[begin EXERCISE DATA]

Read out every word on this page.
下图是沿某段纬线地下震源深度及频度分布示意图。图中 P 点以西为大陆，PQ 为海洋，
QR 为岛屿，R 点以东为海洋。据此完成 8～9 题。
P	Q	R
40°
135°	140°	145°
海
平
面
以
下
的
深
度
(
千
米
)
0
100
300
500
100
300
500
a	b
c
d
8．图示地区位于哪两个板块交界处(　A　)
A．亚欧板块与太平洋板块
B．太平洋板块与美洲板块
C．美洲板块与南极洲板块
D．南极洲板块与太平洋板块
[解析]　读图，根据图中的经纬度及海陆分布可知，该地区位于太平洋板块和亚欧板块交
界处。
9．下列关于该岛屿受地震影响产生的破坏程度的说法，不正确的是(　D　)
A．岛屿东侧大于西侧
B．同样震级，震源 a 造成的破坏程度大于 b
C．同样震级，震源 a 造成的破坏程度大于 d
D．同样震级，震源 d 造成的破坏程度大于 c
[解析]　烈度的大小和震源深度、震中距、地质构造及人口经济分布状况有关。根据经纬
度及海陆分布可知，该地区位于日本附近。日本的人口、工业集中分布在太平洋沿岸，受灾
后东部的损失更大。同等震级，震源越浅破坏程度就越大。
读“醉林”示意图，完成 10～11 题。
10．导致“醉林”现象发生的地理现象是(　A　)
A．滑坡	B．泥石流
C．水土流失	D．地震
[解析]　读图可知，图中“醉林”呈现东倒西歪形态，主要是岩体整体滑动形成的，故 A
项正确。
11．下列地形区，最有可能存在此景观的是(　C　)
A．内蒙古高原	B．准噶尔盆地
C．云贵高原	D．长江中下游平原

[end EXERCISE DATA]

WORK INSTRUCTIONS: Without leaving anything out, quote all the data.

EXPECTED ANSWER:
Read out every word on this page.
下图是沿某段纬线地下震源深度及频度分布示意图。图中 P 点以西为大陆，PQ 为海洋，
QR 为岛屿，R 点以东为海洋。据此完成 8～9 题。
P	Q	R
40°
135°	140°	145°
海
平
面
以
下
的
深
度
(
千
米
)
0
100
300
500
100
300
500
a	b
c
d
8．图示地区位于哪两个板块交界处(　A　)
A．亚欧板块与太平洋板块
B．太平洋板块与美洲板块
C．美洲板块与南极洲板块
D．南极洲板块与太平洋板块
[解析]　读图，根据图中的经纬度及海陆分布可知，该地区位于太平洋板块和亚欧板块交
界处。
9．下列关于该岛屿受地震影响产生的破坏程度的说法，不正确的是(　D　)
A．岛屿东侧大于西侧
B．同样震级，震源 a 造成的破坏程度大于 b
C．同样震级，震源 a 造成的破坏程度大于 d
D．同样震级，震源 d 造成的破坏程度大于 c
[解析]　烈度的大小和震源深度、震中距、地质构造及人口经济分布状况有关。根据经纬
度及海陆分布可知，该地区位于日本附近。日本的人口、工业集中分布在太平洋沿岸，受灾
后东部的损失更大。同等震级，震源越浅破坏程度就越大。
读“醉林”示意图，完成 10～11 题。
10．导致“醉林”现象发生的地理现象是(　A　)
A．滑坡	B．泥石流
C．水土流失	D．地震
[解析]　读图可知，图中“醉林”呈现东倒西歪形态，主要是岩体整体滑动形成的，故 A
项正确。
11．下列地形区，最有可能存在此景观的是(　C　)
A．内蒙古高原	B．准噶尔盆地
C．云贵高原	D．长江中下游平原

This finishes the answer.